> [What is asked] Update the lines from the first one through the line with "The blind hole in the dog", changing "fragmentary" to "partial" and leaving everything else as it is. Leave the pictures out.

Dataset items:

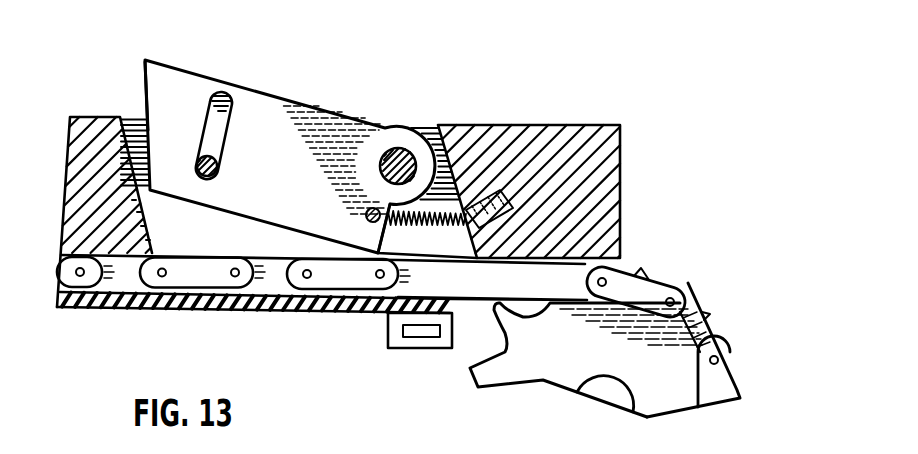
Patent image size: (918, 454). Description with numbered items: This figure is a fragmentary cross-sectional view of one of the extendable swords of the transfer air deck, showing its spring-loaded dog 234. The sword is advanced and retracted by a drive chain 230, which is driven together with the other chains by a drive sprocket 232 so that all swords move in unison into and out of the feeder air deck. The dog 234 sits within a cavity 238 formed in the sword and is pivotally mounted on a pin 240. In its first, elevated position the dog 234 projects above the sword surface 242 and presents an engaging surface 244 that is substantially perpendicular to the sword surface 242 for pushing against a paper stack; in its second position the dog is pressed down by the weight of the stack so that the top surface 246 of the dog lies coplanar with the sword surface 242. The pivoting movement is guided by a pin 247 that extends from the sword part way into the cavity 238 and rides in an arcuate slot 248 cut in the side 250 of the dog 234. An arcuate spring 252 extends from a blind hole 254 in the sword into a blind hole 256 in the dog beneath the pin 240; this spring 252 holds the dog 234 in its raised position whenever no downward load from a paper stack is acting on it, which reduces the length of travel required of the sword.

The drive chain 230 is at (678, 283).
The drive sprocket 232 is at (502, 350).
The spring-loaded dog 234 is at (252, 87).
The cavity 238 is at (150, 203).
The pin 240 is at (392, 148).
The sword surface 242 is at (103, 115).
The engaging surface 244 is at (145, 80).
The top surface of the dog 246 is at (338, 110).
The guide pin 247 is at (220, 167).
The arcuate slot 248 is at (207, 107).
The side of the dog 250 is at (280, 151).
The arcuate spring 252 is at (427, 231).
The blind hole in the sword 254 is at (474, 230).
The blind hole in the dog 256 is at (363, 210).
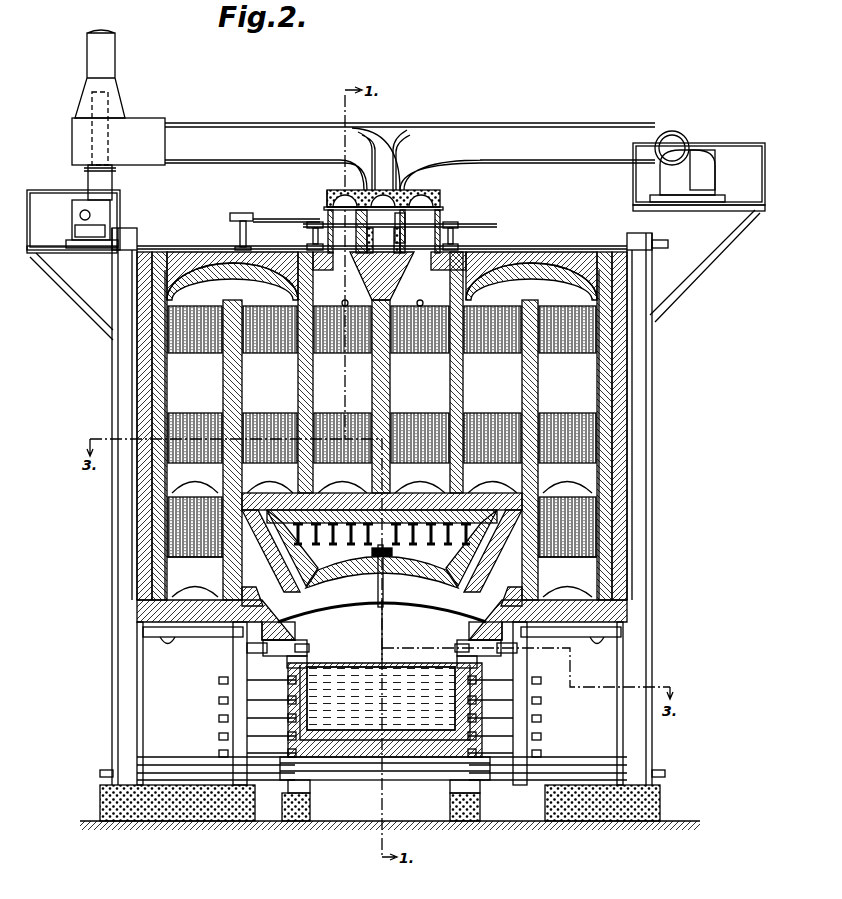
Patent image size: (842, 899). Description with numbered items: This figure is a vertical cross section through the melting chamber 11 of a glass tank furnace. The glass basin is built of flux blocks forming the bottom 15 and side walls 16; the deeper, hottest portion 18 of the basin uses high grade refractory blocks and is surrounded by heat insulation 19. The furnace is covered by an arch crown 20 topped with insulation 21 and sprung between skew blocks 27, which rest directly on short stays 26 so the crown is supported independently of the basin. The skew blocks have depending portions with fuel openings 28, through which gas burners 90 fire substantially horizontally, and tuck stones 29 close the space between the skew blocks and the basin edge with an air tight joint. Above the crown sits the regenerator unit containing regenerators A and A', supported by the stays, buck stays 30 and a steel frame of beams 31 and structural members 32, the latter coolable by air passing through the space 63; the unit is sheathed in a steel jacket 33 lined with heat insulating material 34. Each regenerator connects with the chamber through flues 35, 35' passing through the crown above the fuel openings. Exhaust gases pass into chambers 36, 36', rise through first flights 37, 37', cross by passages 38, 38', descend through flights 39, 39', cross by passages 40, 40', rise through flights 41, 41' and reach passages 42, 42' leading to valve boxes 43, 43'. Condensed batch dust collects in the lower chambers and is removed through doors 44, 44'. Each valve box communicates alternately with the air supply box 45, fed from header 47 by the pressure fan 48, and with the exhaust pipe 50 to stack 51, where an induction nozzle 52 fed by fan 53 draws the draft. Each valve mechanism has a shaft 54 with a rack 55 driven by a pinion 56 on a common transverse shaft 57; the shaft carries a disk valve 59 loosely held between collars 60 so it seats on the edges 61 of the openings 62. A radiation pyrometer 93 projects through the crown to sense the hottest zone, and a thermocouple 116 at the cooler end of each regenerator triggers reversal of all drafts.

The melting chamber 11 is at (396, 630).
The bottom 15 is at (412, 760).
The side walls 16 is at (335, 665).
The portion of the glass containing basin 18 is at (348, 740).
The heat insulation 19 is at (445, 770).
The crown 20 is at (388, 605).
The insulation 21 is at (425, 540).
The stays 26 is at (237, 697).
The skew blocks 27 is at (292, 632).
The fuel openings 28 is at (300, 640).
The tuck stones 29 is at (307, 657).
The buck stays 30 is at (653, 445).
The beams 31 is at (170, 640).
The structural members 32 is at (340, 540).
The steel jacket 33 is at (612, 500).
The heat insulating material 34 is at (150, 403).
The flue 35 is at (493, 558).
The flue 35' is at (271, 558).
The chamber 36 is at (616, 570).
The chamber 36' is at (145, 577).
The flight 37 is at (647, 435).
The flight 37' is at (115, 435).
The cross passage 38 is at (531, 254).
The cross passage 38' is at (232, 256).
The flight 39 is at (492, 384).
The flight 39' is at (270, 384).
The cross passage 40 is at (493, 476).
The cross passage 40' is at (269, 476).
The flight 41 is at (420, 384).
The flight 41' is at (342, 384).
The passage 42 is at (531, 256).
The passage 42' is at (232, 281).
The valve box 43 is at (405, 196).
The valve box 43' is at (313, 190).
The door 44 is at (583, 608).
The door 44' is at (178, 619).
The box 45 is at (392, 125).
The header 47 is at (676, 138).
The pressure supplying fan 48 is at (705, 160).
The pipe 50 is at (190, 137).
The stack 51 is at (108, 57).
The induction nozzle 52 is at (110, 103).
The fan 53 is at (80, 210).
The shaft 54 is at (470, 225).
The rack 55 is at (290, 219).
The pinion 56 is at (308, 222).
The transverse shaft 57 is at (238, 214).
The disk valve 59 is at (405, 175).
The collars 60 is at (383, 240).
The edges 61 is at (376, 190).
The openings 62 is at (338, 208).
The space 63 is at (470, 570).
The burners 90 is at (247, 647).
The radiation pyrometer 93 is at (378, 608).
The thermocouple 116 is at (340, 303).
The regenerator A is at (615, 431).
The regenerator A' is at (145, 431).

> [Completed task]
Patent image size: (918, 454). Description with numbered items: This figure is a partial cross-sectional view of one of the extendable swords of the transfer air deck, showing its spring-loaded dog 234. The sword is advanced and retracted by a drive chain 230, which is driven together with the other chains by a drive sprocket 232 so that all swords move in unison into and out of the feeder air deck. The dog 234 sits within a cavity 238 formed in the sword and is pivotally mounted on a pin 240. In its first, elevated position the dog 234 projects above the sword surface 242 and presents an engaging surface 244 that is substantially perpendicular to the sword surface 242 for pushing against a paper stack; in its second position the dog is pressed down by the weight of the stack so that the top surface 246 of the dog lies coplanar with the sword surface 242. The pivoting movement is guided by a pin 247 that extends from the sword part way into the cavity 238 and rides in an arcuate slot 248 cut in the side 250 of the dog 234. An arcuate spring 252 extends from a blind hole 254 in the sword into a blind hole 256 in the dog beneath the pin 240; this spring 252 holds the dog 234 in its raised position whenever no downward load from a paper stack is acting on it, which reduces the length of travel required of the sword.

The drive chain 230 is at (678, 283).
The drive sprocket 232 is at (502, 350).
The spring-loaded dog 234 is at (252, 87).
The cavity 238 is at (150, 203).
The pin 240 is at (392, 148).
The sword surface 242 is at (103, 115).
The engaging surface 244 is at (145, 80).
The top surface of the dog 246 is at (338, 110).
The guide pin 247 is at (220, 167).
The arcuate slot 248 is at (207, 107).
The side of the dog 250 is at (280, 151).
The arcuate spring 252 is at (427, 231).
The blind hole in the sword 254 is at (474, 230).
The blind hole in the dog 256 is at (363, 210).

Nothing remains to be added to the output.